_Input rows:_

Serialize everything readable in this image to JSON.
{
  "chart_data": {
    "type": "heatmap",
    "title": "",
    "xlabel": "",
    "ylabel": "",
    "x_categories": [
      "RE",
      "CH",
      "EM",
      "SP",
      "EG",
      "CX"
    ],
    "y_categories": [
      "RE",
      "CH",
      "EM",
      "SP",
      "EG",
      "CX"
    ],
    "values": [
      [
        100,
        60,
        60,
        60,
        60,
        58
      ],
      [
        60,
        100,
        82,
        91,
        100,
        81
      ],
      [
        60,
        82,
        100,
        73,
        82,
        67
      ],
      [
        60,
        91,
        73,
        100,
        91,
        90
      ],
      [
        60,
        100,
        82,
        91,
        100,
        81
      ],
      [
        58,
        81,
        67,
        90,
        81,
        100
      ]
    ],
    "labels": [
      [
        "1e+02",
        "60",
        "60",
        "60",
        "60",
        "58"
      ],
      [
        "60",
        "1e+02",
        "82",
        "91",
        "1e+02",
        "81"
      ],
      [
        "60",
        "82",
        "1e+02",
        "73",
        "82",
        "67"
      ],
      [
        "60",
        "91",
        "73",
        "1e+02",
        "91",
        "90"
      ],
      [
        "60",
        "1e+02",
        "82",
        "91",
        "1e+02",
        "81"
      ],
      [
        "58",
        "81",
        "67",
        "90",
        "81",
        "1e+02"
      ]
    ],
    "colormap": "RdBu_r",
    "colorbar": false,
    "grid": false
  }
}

_Objective:_
Output the listing above exactly as it appears.

_The result:_
Serialize everything readable in this image to JSON.
{
  "chart_data": {
    "type": "heatmap",
    "title": "",
    "xlabel": "",
    "ylabel": "",
    "x_categories": [
      "RE",
      "CH",
      "EM",
      "SP",
      "EG",
      "CX"
    ],
    "y_categories": [
      "RE",
      "CH",
      "EM",
      "SP",
      "EG",
      "CX"
    ],
    "values": [
      [
        100,
        60,
        60,
        60,
        60,
        58
      ],
      [
        60,
        100,
        82,
        91,
        100,
        81
      ],
      [
        60,
        82,
        100,
        73,
        82,
        67
      ],
      [
        60,
        91,
        73,
        100,
        91,
        90
      ],
      [
        60,
        100,
        82,
        91,
        100,
        81
      ],
      [
        58,
        81,
        67,
        90,
        81,
        100
      ]
    ],
    "labels": [
      [
        "1e+02",
        "60",
        "60",
        "60",
        "60",
        "58"
      ],
      [
        "60",
        "1e+02",
        "82",
        "91",
        "1e+02",
        "81"
      ],
      [
        "60",
        "82",
        "1e+02",
        "73",
        "82",
        "67"
      ],
      [
        "60",
        "91",
        "73",
        "1e+02",
        "91",
        "90"
      ],
      [
        "60",
        "1e+02",
        "82",
        "91",
        "1e+02",
        "81"
      ],
      [
        "58",
        "81",
        "67",
        "90",
        "81",
        "1e+02"
      ]
    ],
    "colormap": "RdBu_r",
    "colorbar": false,
    "grid": false
  }
}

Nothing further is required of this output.